§ Exercise input:
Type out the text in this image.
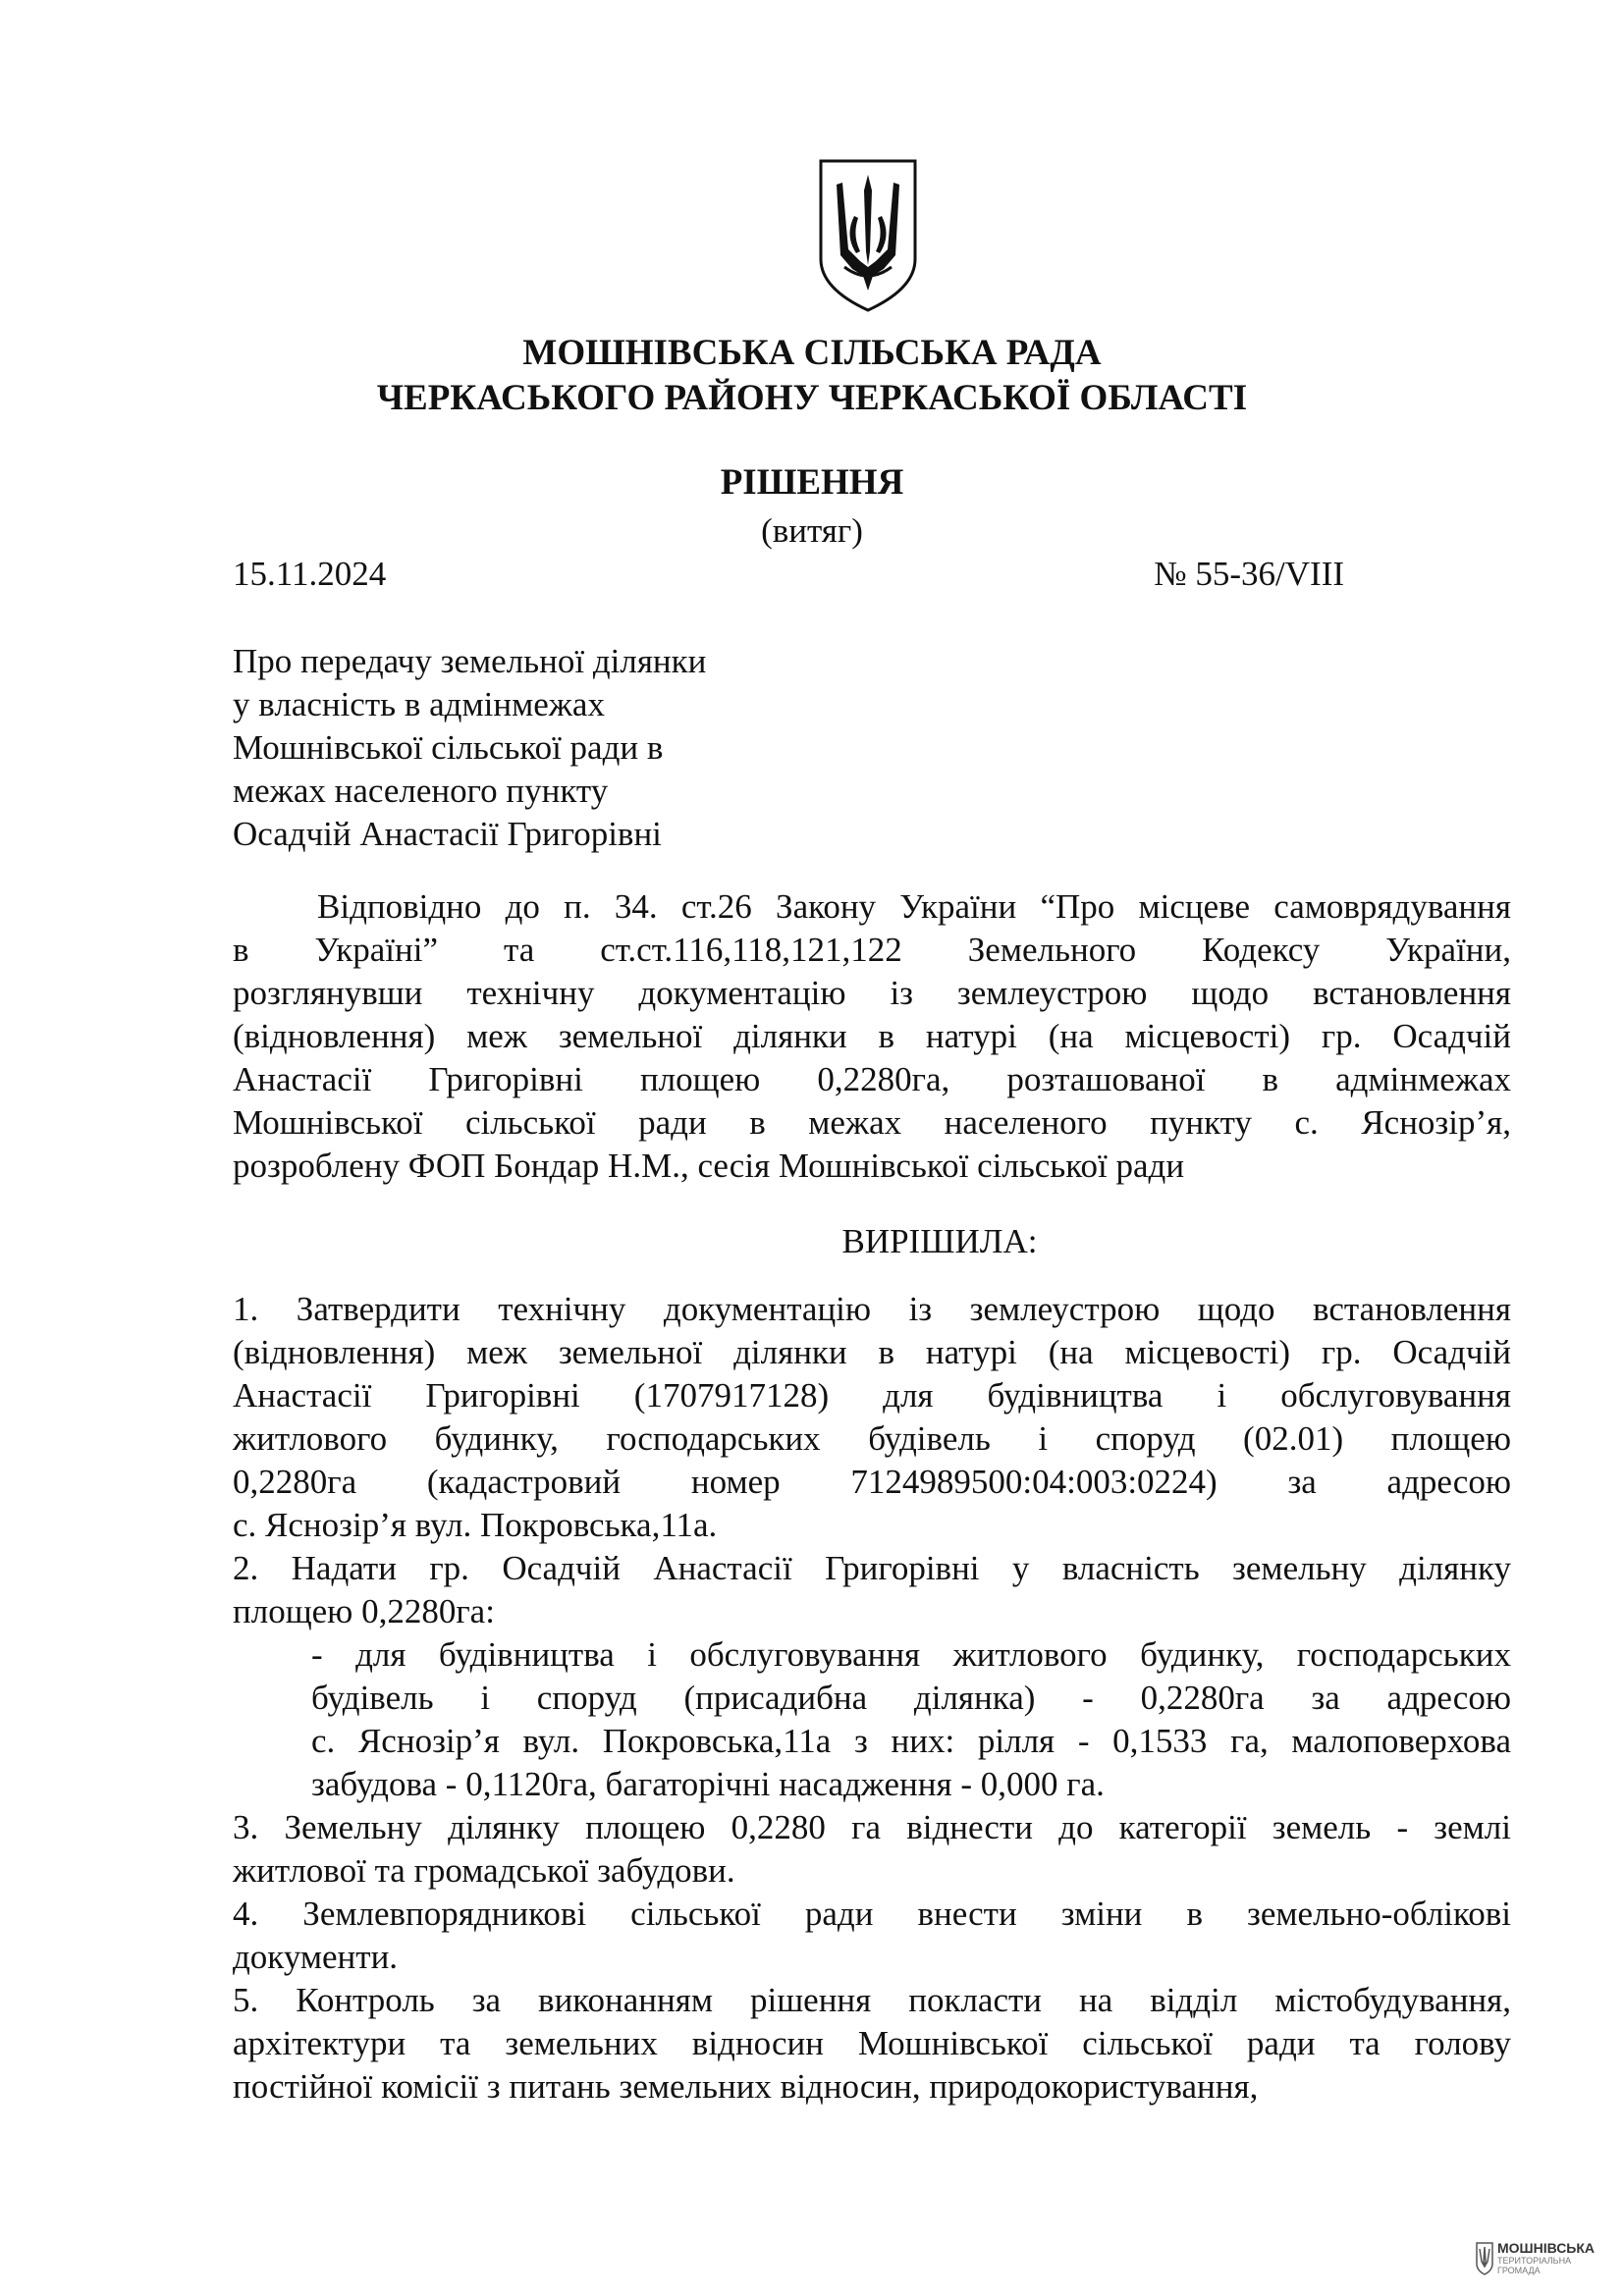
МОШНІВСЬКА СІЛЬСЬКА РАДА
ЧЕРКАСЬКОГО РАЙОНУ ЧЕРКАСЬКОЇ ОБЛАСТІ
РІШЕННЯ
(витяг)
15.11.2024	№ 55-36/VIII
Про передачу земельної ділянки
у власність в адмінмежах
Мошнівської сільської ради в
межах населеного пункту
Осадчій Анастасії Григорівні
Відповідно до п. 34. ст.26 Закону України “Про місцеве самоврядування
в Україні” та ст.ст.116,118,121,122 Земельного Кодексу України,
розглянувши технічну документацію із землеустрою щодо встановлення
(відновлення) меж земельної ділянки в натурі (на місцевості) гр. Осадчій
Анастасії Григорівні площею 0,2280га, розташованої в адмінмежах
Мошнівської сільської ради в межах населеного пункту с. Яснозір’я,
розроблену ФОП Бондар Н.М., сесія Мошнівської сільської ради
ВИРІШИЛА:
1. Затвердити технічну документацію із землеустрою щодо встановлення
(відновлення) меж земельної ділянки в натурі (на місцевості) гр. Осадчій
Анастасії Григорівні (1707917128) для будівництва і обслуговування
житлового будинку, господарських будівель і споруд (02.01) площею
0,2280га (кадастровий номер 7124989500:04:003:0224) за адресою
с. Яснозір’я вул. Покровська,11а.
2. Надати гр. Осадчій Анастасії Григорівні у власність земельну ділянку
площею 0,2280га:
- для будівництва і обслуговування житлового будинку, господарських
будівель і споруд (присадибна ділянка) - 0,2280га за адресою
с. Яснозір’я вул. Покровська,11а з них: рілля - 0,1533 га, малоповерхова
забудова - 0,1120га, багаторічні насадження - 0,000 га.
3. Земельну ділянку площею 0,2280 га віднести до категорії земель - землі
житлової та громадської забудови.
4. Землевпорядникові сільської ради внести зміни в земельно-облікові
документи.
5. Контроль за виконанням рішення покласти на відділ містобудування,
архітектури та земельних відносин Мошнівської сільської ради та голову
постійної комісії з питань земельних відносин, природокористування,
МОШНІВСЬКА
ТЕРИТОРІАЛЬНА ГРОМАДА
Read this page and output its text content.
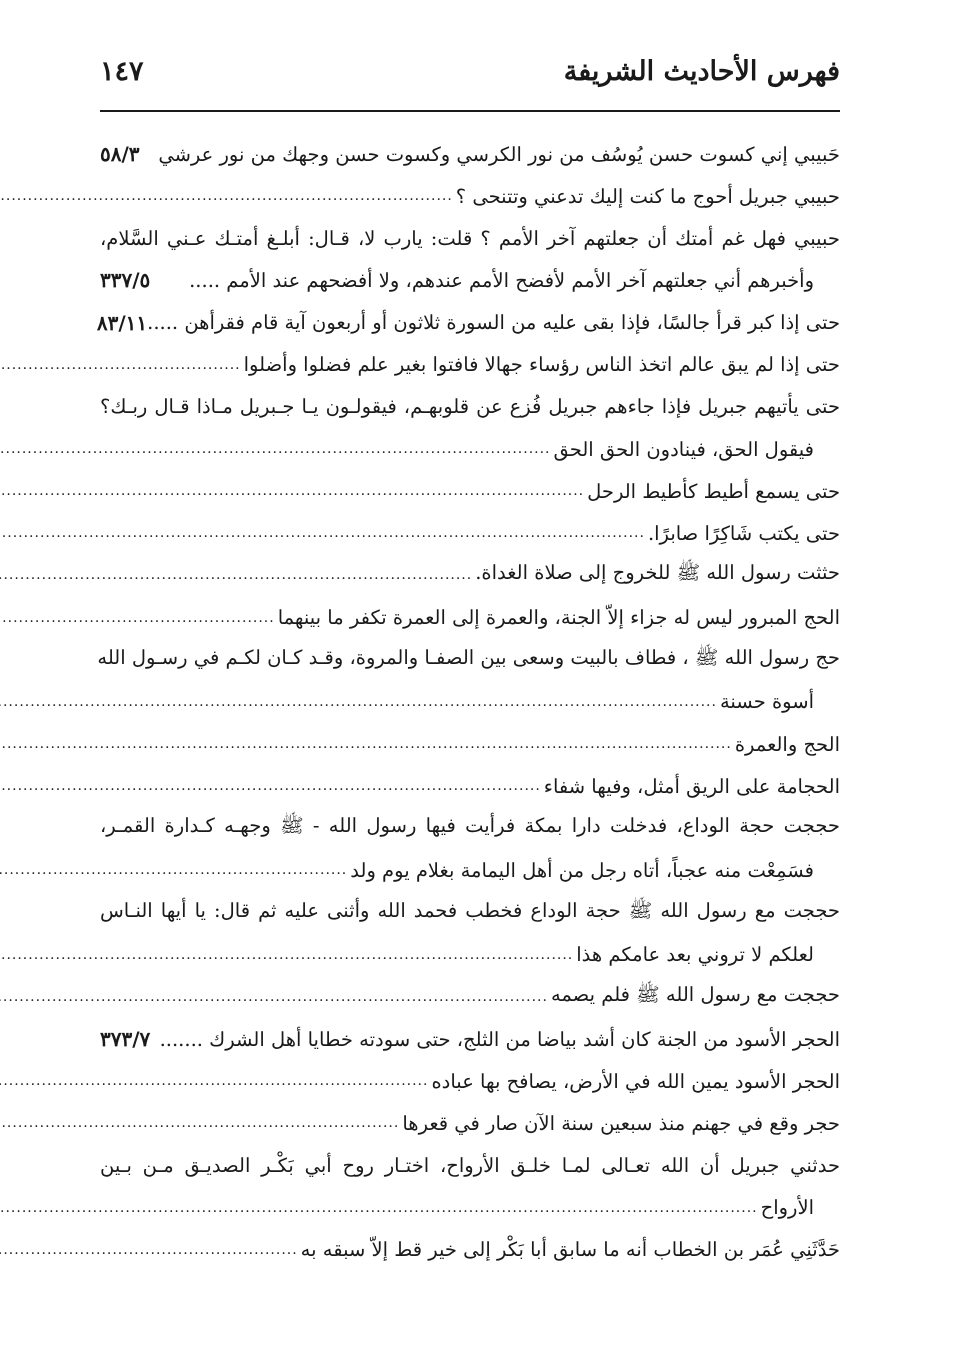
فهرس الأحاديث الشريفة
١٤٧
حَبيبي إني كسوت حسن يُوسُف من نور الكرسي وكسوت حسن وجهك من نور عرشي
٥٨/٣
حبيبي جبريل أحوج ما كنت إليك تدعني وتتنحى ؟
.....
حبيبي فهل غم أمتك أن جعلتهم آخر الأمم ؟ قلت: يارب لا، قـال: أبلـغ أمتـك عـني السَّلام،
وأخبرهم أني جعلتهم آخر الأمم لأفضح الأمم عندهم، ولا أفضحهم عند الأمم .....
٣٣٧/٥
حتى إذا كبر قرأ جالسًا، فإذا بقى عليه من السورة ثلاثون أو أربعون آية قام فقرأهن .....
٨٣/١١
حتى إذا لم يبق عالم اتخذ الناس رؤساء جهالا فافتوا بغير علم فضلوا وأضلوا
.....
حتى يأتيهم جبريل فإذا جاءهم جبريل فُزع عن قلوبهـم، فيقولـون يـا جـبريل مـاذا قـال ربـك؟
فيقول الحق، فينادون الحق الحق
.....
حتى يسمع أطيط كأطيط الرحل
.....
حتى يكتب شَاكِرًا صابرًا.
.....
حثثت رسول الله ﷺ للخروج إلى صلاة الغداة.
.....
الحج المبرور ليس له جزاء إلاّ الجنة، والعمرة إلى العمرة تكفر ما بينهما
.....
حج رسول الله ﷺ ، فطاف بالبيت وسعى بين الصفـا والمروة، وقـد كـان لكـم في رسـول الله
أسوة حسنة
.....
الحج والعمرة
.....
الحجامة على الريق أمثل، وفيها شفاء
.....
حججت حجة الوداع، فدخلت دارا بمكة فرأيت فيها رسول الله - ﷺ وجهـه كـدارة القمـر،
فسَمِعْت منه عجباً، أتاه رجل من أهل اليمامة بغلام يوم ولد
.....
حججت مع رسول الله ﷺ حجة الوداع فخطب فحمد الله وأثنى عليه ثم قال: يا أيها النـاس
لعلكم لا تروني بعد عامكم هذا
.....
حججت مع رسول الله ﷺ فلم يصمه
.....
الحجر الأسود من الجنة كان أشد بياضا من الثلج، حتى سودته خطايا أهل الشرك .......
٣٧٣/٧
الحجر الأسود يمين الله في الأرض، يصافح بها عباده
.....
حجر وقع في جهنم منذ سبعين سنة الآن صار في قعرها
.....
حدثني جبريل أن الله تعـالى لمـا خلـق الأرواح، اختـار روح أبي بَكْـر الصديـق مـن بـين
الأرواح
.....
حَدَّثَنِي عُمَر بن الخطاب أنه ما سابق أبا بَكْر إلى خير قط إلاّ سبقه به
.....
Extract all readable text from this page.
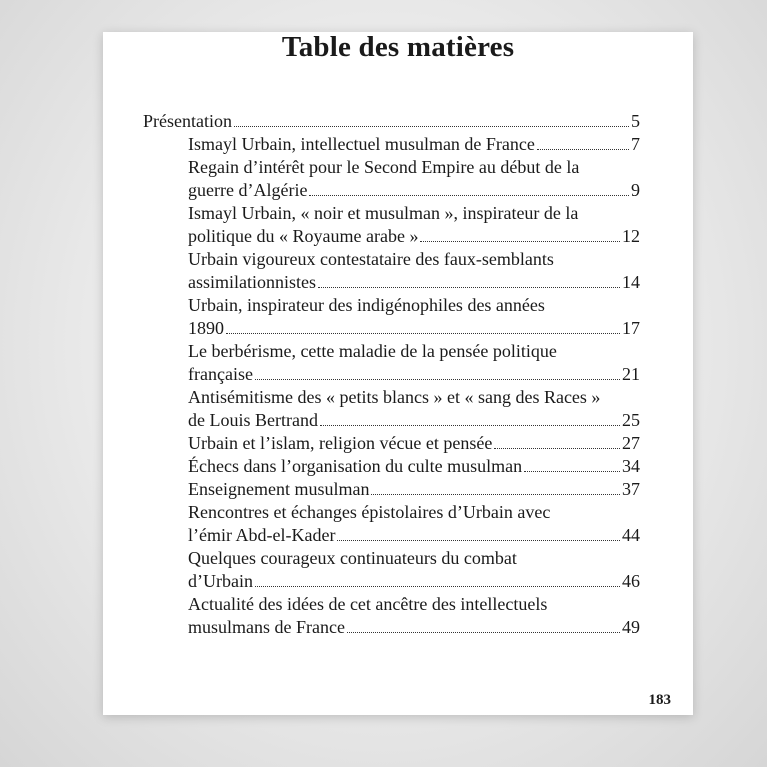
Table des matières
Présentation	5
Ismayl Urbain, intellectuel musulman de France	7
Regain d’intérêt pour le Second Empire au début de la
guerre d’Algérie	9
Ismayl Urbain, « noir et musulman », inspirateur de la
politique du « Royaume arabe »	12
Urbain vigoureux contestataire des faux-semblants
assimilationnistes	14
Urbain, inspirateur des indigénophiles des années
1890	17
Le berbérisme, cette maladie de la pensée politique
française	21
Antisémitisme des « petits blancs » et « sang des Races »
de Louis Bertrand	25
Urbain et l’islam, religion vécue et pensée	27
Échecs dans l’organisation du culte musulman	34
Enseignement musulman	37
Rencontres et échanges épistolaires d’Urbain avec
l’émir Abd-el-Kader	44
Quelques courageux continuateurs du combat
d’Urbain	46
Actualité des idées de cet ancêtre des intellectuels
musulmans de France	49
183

§ To do:
Copy out exactly the lines between the line that contains "Extract all readable text from this page." and the last line of the records, both ends included; leave out every picture.

§ Output of the exercise:
Extract all readable text from this page.
Table des matières
Présentation	5
Ismayl Urbain, intellectuel musulman de France	7
Regain d’intérêt pour le Second Empire au début de la
guerre d’Algérie	9
Ismayl Urbain, « noir et musulman », inspirateur de la
politique du « Royaume arabe »	12
Urbain vigoureux contestataire des faux-semblants
assimilationnistes	14
Urbain, inspirateur des indigénophiles des années
1890	17
Le berbérisme, cette maladie de la pensée politique
française	21
Antisémitisme des « petits blancs » et « sang des Races »
de Louis Bertrand	25
Urbain et l’islam, religion vécue et pensée	27
Échecs dans l’organisation du culte musulman	34
Enseignement musulman	37
Rencontres et échanges épistolaires d’Urbain avec
l’émir Abd-el-Kader	44
Quelques courageux continuateurs du combat
d’Urbain	46
Actualité des idées de cet ancêtre des intellectuels
musulmans de France	49
183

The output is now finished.